-- Start RECORDS FOR THE EXERCISE --

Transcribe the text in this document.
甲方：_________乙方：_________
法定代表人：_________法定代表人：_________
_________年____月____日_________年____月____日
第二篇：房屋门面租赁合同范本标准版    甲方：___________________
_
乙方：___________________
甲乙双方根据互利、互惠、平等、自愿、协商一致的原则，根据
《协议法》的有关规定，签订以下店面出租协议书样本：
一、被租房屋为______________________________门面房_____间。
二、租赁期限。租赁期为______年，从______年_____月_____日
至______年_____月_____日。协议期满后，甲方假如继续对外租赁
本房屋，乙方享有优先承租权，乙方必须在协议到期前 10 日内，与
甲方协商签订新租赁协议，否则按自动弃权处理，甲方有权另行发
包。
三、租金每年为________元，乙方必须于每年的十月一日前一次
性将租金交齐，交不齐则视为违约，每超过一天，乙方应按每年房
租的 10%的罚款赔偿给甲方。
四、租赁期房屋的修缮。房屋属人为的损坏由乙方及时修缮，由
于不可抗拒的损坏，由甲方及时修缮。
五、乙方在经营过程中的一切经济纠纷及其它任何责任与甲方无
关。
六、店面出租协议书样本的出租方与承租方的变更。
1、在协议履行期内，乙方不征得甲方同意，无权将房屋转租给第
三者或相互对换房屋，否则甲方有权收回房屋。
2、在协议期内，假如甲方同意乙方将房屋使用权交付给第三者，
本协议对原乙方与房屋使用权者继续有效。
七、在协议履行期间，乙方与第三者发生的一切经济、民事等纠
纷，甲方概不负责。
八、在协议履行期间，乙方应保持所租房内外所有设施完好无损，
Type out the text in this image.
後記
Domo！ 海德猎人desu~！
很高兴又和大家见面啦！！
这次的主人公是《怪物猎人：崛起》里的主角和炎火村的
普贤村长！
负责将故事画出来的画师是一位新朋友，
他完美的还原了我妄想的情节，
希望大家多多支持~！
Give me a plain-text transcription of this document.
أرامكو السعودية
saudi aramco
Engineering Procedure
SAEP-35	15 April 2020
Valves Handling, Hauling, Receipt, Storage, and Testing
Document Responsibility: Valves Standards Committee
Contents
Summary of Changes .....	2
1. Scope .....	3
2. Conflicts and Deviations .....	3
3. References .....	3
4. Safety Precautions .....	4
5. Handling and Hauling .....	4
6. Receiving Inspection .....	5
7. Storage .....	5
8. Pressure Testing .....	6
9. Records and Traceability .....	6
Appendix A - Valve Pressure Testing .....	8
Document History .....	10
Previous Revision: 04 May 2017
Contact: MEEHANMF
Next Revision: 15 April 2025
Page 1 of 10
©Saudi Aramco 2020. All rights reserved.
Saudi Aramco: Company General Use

-- End RECORDS FOR THE EXERCISE --

## [YOUR OBJECTIVE]
Retype all of the entries precisely as they are.

## [ANSWER TO THIS EXERCISE]
Transcribe the text in this document.
甲方：_________乙方：_________
法定代表人：_________法定代表人：_________
_________年____月____日_________年____月____日
第二篇：房屋门面租赁合同范本标准版    甲方：___________________
_
乙方：___________________
甲乙双方根据互利、互惠、平等、自愿、协商一致的原则，根据
《协议法》的有关规定，签订以下店面出租协议书样本：
一、被租房屋为______________________________门面房_____间。
二、租赁期限。租赁期为______年，从______年_____月_____日
至______年_____月_____日。协议期满后，甲方假如继续对外租赁
本房屋，乙方享有优先承租权，乙方必须在协议到期前 10 日内，与
甲方协商签订新租赁协议，否则按自动弃权处理，甲方有权另行发
包。
三、租金每年为________元，乙方必须于每年的十月一日前一次
性将租金交齐，交不齐则视为违约，每超过一天，乙方应按每年房
租的 10%的罚款赔偿给甲方。
四、租赁期房屋的修缮。房屋属人为的损坏由乙方及时修缮，由
于不可抗拒的损坏，由甲方及时修缮。
五、乙方在经营过程中的一切经济纠纷及其它任何责任与甲方无
关。
六、店面出租协议书样本的出租方与承租方的变更。
1、在协议履行期内，乙方不征得甲方同意，无权将房屋转租给第
三者或相互对换房屋，否则甲方有权收回房屋。
2、在协议期内，假如甲方同意乙方将房屋使用权交付给第三者，
本协议对原乙方与房屋使用权者继续有效。
七、在协议履行期间，乙方与第三者发生的一切经济、民事等纠
纷，甲方概不负责。
八、在协议履行期间，乙方应保持所租房内外所有设施完好无损，
Type out the text in this image.
後記
Domo！ 海德猎人desu~！
很高兴又和大家见面啦！！
这次的主人公是《怪物猎人：崛起》里的主角和炎火村的
普贤村长！
负责将故事画出来的画师是一位新朋友，
他完美的还原了我妄想的情节，
希望大家多多支持~！
Give me a plain-text transcription of this document.
أرامكو السعودية
saudi aramco
Engineering Procedure
SAEP-35	15 April 2020
Valves Handling, Hauling, Receipt, Storage, and Testing
Document Responsibility: Valves Standards Committee
Contents
Summary of Changes .....	2
1. Scope .....	3
2. Conflicts and Deviations .....	3
3. References .....	3
4. Safety Precautions .....	4
5. Handling and Hauling .....	4
6. Receiving Inspection .....	5
7. Storage .....	5
8. Pressure Testing .....	6
9. Records and Traceability .....	6
Appendix A - Valve Pressure Testing .....	8
Document History .....	10
Previous Revision: 04 May 2017
Contact: MEEHANMF
Next Revision: 15 April 2025
Page 1 of 10
©Saudi Aramco 2020. All rights reserved.
Saudi Aramco: Company General Use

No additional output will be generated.